- **Given records**:

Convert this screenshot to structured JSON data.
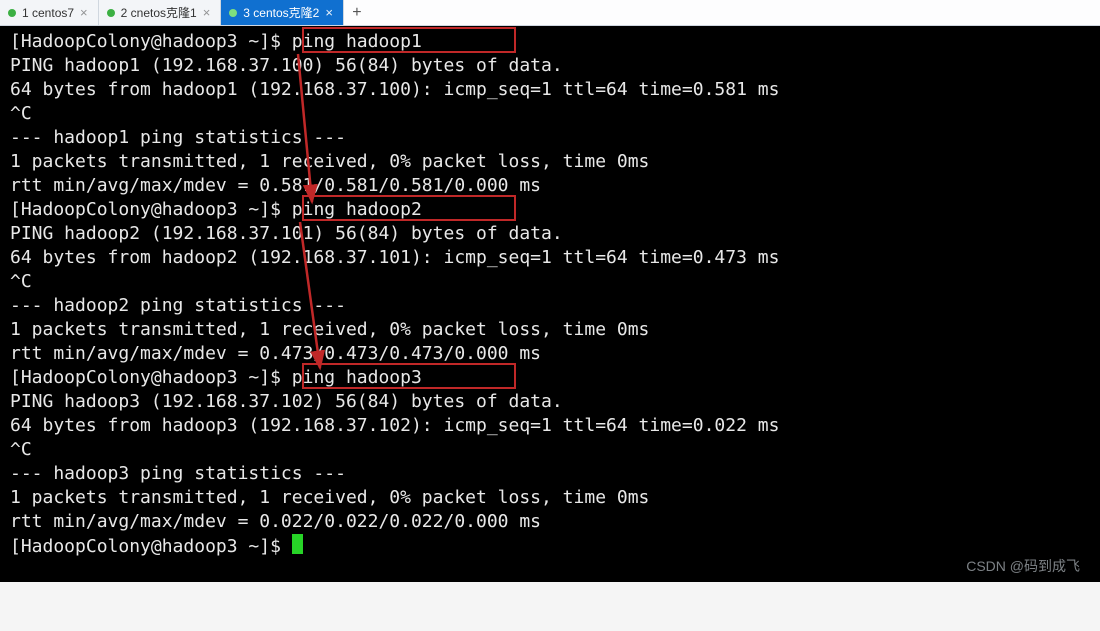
{
  "tabs": [
    {
      "label": "1 centos7",
      "active": false
    },
    {
      "label": "2 cnetos克隆1",
      "active": false
    },
    {
      "label": "3 centos克隆2",
      "active": true
    }
  ],
  "term": {
    "prompt": "[HadoopColony@hadoop3 ~]$ ",
    "cmd1": "ping hadoop1",
    "l1": "PING hadoop1 (192.168.37.100) 56(84) bytes of data.",
    "l2": "64 bytes from hadoop1 (192.168.37.100): icmp_seq=1 ttl=64 time=0.581 ms",
    "ctrl": "^C",
    "s1a": "--- hadoop1 ping statistics ---",
    "s1b": "1 packets transmitted, 1 received, 0% packet loss, time 0ms",
    "s1c": "rtt min/avg/max/mdev = 0.581/0.581/0.581/0.000 ms",
    "cmd2": "ping hadoop2",
    "l3": "PING hadoop2 (192.168.37.101) 56(84) bytes of data.",
    "l4": "64 bytes from hadoop2 (192.168.37.101): icmp_seq=1 ttl=64 time=0.473 ms",
    "s2a": "--- hadoop2 ping statistics ---",
    "s2b": "1 packets transmitted, 1 received, 0% packet loss, time 0ms",
    "s2c": "rtt min/avg/max/mdev = 0.473/0.473/0.473/0.000 ms",
    "cmd3": "ping hadoop3",
    "l5": "PING hadoop3 (192.168.37.102) 56(84) bytes of data.",
    "l6": "64 bytes from hadoop3 (192.168.37.102): icmp_seq=1 ttl=64 time=0.022 ms",
    "s3a": "--- hadoop3 ping statistics ---",
    "s3b": "1 packets transmitted, 1 received, 0% packet loss, time 0ms",
    "s3c": "rtt min/avg/max/mdev = 0.022/0.022/0.022/0.000 ms"
  },
  "watermark": "CSDN @码到成飞"
}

- **What this task involves**:
Without including any pictures, please restate all the records exactly.

- **Written solution**:
Convert this screenshot to structured JSON data.
{
  "tabs": [
    {
      "label": "1 centos7",
      "active": false
    },
    {
      "label": "2 cnetos克隆1",
      "active": false
    },
    {
      "label": "3 centos克隆2",
      "active": true
    }
  ],
  "term": {
    "prompt": "[HadoopColony@hadoop3 ~]$ ",
    "cmd1": "ping hadoop1",
    "l1": "PING hadoop1 (192.168.37.100) 56(84) bytes of data.",
    "l2": "64 bytes from hadoop1 (192.168.37.100): icmp_seq=1 ttl=64 time=0.581 ms",
    "ctrl": "^C",
    "s1a": "--- hadoop1 ping statistics ---",
    "s1b": "1 packets transmitted, 1 received, 0% packet loss, time 0ms",
    "s1c": "rtt min/avg/max/mdev = 0.581/0.581/0.581/0.000 ms",
    "cmd2": "ping hadoop2",
    "l3": "PING hadoop2 (192.168.37.101) 56(84) bytes of data.",
    "l4": "64 bytes from hadoop2 (192.168.37.101): icmp_seq=1 ttl=64 time=0.473 ms",
    "s2a": "--- hadoop2 ping statistics ---",
    "s2b": "1 packets transmitted, 1 received, 0% packet loss, time 0ms",
    "s2c": "rtt min/avg/max/mdev = 0.473/0.473/0.473/0.000 ms",
    "cmd3": "ping hadoop3",
    "l5": "PING hadoop3 (192.168.37.102) 56(84) bytes of data.",
    "l6": "64 bytes from hadoop3 (192.168.37.102): icmp_seq=1 ttl=64 time=0.022 ms",
    "s3a": "--- hadoop3 ping statistics ---",
    "s3b": "1 packets transmitted, 1 received, 0% packet loss, time 0ms",
    "s3c": "rtt min/avg/max/mdev = 0.022/0.022/0.022/0.000 ms"
  },
  "watermark": "CSDN @码到成飞"
}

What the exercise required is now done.